MATERIAL FOR THE TASK:
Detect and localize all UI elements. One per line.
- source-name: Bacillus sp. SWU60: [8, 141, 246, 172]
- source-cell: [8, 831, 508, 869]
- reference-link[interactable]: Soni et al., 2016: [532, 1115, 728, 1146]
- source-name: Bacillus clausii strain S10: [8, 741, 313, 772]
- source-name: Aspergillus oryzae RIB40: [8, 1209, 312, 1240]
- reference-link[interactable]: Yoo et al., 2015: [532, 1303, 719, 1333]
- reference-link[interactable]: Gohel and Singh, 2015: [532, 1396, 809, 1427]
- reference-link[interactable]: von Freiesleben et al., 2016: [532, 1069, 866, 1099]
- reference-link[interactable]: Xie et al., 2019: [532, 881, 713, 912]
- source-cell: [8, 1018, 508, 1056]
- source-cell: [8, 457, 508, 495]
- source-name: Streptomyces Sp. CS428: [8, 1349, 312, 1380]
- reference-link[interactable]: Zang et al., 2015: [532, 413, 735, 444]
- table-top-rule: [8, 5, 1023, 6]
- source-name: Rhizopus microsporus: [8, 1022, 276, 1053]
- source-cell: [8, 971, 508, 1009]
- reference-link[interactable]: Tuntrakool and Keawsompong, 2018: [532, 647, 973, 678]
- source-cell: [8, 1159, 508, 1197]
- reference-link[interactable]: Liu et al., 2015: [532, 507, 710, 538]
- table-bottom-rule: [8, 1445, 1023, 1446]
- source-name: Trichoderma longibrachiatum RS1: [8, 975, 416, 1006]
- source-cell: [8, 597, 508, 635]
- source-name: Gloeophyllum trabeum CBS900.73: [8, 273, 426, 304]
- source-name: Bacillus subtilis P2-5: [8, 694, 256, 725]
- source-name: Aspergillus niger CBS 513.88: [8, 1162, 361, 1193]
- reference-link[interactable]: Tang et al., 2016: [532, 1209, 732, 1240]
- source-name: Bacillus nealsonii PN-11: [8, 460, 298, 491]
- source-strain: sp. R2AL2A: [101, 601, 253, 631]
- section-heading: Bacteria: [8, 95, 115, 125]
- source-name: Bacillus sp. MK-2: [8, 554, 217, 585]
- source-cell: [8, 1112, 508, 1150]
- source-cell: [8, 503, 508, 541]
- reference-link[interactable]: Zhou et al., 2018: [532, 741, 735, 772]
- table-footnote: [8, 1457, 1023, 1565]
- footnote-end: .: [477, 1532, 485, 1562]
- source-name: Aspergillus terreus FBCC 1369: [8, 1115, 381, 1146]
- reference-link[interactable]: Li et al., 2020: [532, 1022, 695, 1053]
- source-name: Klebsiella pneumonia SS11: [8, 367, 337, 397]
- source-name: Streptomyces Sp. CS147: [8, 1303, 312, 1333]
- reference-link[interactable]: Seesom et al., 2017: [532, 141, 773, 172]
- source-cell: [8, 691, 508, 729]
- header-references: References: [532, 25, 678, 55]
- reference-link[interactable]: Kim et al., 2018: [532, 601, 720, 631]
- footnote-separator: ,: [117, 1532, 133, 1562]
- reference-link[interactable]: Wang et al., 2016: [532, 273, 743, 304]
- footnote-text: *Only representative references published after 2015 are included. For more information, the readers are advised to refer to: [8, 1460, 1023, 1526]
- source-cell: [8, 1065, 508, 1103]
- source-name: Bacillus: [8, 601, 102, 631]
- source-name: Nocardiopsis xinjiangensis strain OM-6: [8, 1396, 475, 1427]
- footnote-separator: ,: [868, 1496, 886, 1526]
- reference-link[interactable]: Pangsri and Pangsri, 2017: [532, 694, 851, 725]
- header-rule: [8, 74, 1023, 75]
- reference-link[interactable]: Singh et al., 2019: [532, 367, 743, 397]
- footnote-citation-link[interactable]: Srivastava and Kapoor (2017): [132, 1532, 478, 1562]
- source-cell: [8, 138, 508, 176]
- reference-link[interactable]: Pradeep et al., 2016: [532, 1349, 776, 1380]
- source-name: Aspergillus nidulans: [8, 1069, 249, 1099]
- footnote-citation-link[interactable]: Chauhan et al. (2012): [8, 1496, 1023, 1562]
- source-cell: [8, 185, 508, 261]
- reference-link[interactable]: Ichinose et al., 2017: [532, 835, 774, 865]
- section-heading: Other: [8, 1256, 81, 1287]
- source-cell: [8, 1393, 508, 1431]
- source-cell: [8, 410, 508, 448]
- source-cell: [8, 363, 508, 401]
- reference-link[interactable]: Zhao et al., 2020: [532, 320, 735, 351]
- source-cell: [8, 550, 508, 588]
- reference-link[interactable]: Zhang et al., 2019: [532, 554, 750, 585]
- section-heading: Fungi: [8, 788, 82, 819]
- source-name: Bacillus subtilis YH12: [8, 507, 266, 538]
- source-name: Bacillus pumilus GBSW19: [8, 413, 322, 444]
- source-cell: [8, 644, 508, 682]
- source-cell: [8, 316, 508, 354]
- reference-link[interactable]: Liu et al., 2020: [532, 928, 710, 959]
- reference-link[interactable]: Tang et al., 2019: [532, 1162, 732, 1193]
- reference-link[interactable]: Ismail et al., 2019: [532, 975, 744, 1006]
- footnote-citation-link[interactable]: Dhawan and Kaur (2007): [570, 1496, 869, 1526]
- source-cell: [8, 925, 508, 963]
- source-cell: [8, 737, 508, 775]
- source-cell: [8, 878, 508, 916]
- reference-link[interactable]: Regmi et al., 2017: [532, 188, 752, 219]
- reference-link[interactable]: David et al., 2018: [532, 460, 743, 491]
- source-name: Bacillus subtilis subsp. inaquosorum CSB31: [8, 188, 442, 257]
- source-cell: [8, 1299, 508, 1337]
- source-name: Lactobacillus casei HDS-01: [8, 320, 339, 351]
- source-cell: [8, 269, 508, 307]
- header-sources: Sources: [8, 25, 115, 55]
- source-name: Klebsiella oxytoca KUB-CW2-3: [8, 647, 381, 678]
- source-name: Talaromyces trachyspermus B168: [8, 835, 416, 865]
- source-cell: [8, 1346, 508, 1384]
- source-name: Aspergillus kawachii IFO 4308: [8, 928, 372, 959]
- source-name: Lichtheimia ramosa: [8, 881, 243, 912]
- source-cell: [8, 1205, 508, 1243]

WHAT TO PRODUCE:
Reproduce each line of the material exactly as given.

RESPONSE TO THE TASK:
Detect and localize all UI elements. One per line.
- source-name: Bacillus sp. SWU60: [8, 141, 246, 172]
- source-cell: [8, 831, 508, 869]
- reference-link[interactable]: Soni et al., 2016: [532, 1115, 728, 1146]
- source-name: Bacillus clausii strain S10: [8, 741, 313, 772]
- source-name: Aspergillus oryzae RIB40: [8, 1209, 312, 1240]
- reference-link[interactable]: Yoo et al., 2015: [532, 1303, 719, 1333]
- reference-link[interactable]: Gohel and Singh, 2015: [532, 1396, 809, 1427]
- reference-link[interactable]: von Freiesleben et al., 2016: [532, 1069, 866, 1099]
- reference-link[interactable]: Xie et al., 2019: [532, 881, 713, 912]
- source-cell: [8, 1018, 508, 1056]
- source-cell: [8, 457, 508, 495]
- source-name: Streptomyces Sp. CS428: [8, 1349, 312, 1380]
- reference-link[interactable]: Zang et al., 2015: [532, 413, 735, 444]
- table-top-rule: [8, 5, 1023, 6]
- source-name: Rhizopus microsporus: [8, 1022, 276, 1053]
- source-cell: [8, 971, 508, 1009]
- reference-link[interactable]: Tuntrakool and Keawsompong, 2018: [532, 647, 973, 678]
- source-cell: [8, 1159, 508, 1197]
- reference-link[interactable]: Liu et al., 2015: [532, 507, 710, 538]
- table-bottom-rule: [8, 1445, 1023, 1446]
- source-name: Trichoderma longibrachiatum RS1: [8, 975, 416, 1006]
- source-cell: [8, 597, 508, 635]
- source-name: Gloeophyllum trabeum CBS900.73: [8, 273, 426, 304]
- source-name: Bacillus subtilis P2-5: [8, 694, 256, 725]
- source-name: Aspergillus niger CBS 513.88: [8, 1162, 361, 1193]
- reference-link[interactable]: Tang et al., 2016: [532, 1209, 732, 1240]
- source-name: Bacillus nealsonii PN-11: [8, 460, 298, 491]
- source-strain: sp. R2AL2A: [101, 601, 253, 631]
- section-heading: Bacteria: [8, 95, 115, 125]
- source-name: Bacillus sp. MK-2: [8, 554, 217, 585]
- source-cell: [8, 1112, 508, 1150]
- source-cell: [8, 503, 508, 541]
- reference-link[interactable]: Zhou et al., 2018: [532, 741, 735, 772]
- table-footnote: [8, 1457, 1023, 1565]
- footnote-end: .: [477, 1532, 485, 1562]
- source-name: Aspergillus terreus FBCC 1369: [8, 1115, 381, 1146]
- reference-link[interactable]: Li et al., 2020: [532, 1022, 695, 1053]
- source-name: Klebsiella pneumonia SS11: [8, 367, 337, 397]
- source-name: Streptomyces Sp. CS147: [8, 1303, 312, 1333]
- reference-link[interactable]: Seesom et al., 2017: [532, 141, 773, 172]
- source-cell: [8, 691, 508, 729]
- header-references: References: [532, 25, 678, 55]
- reference-link[interactable]: Kim et al., 2018: [532, 601, 720, 631]
- footnote-separator: ,: [117, 1532, 133, 1562]
- reference-link[interactable]: Wang et al., 2016: [532, 273, 743, 304]
- footnote-text: *Only representative references published after 2015 are included. For more information, the readers are advised to refer to: [8, 1460, 1023, 1526]
- source-cell: [8, 1065, 508, 1103]
- source-name: Bacillus: [8, 601, 102, 631]
- source-name: Nocardiopsis xinjiangensis strain OM-6: [8, 1396, 475, 1427]
- footnote-separator: ,: [868, 1496, 886, 1526]
- reference-link[interactable]: Pangsri and Pangsri, 2017: [532, 694, 851, 725]
- header-rule: [8, 74, 1023, 75]
- reference-link[interactable]: Singh et al., 2019: [532, 367, 743, 397]
- footnote-citation-link[interactable]: Srivastava and Kapoor (2017): [132, 1532, 478, 1562]
- source-cell: [8, 138, 508, 176]
- reference-link[interactable]: Pradeep et al., 2016: [532, 1349, 776, 1380]
- source-name: Aspergillus nidulans: [8, 1069, 249, 1099]
- footnote-citation-link[interactable]: Chauhan et al. (2012): [8, 1496, 1023, 1562]
- source-cell: [8, 185, 508, 261]
- reference-link[interactable]: Ichinose et al., 2017: [532, 835, 774, 865]
- section-heading: Other: [8, 1256, 81, 1287]
- source-cell: [8, 1393, 508, 1431]
- source-cell: [8, 410, 508, 448]
- source-cell: [8, 363, 508, 401]
- reference-link[interactable]: Zhao et al., 2020: [532, 320, 735, 351]
- source-cell: [8, 550, 508, 588]
- reference-link[interactable]: Zhang et al., 2019: [532, 554, 750, 585]
- section-heading: Fungi: [8, 788, 82, 819]
- source-name: Bacillus subtilis YH12: [8, 507, 266, 538]
- source-name: Bacillus pumilus GBSW19: [8, 413, 322, 444]
- source-cell: [8, 644, 508, 682]
- source-cell: [8, 316, 508, 354]
- reference-link[interactable]: Liu et al., 2020: [532, 928, 710, 959]
- reference-link[interactable]: Tang et al., 2019: [532, 1162, 732, 1193]
- reference-link[interactable]: Ismail et al., 2019: [532, 975, 744, 1006]
- footnote-citation-link[interactable]: Dhawan and Kaur (2007): [570, 1496, 869, 1526]
- source-cell: [8, 925, 508, 963]
- source-cell: [8, 737, 508, 775]
- source-cell: [8, 878, 508, 916]
- reference-link[interactable]: Regmi et al., 2017: [532, 188, 752, 219]
- reference-link[interactable]: David et al., 2018: [532, 460, 743, 491]
- source-name: Bacillus subtilis subsp. inaquosorum CSB31: [8, 188, 442, 257]
- source-cell: [8, 1299, 508, 1337]
- source-name: Lactobacillus casei HDS-01: [8, 320, 339, 351]
- source-cell: [8, 269, 508, 307]
- header-sources: Sources: [8, 25, 115, 55]
- source-name: Klebsiella oxytoca KUB-CW2-3: [8, 647, 381, 678]
- source-name: Talaromyces trachyspermus B168: [8, 835, 416, 865]
- source-cell: [8, 1346, 508, 1384]
- source-name: Aspergillus kawachii IFO 4308: [8, 928, 372, 959]
- source-name: Lichtheimia ramosa: [8, 881, 243, 912]
- source-cell: [8, 1205, 508, 1243]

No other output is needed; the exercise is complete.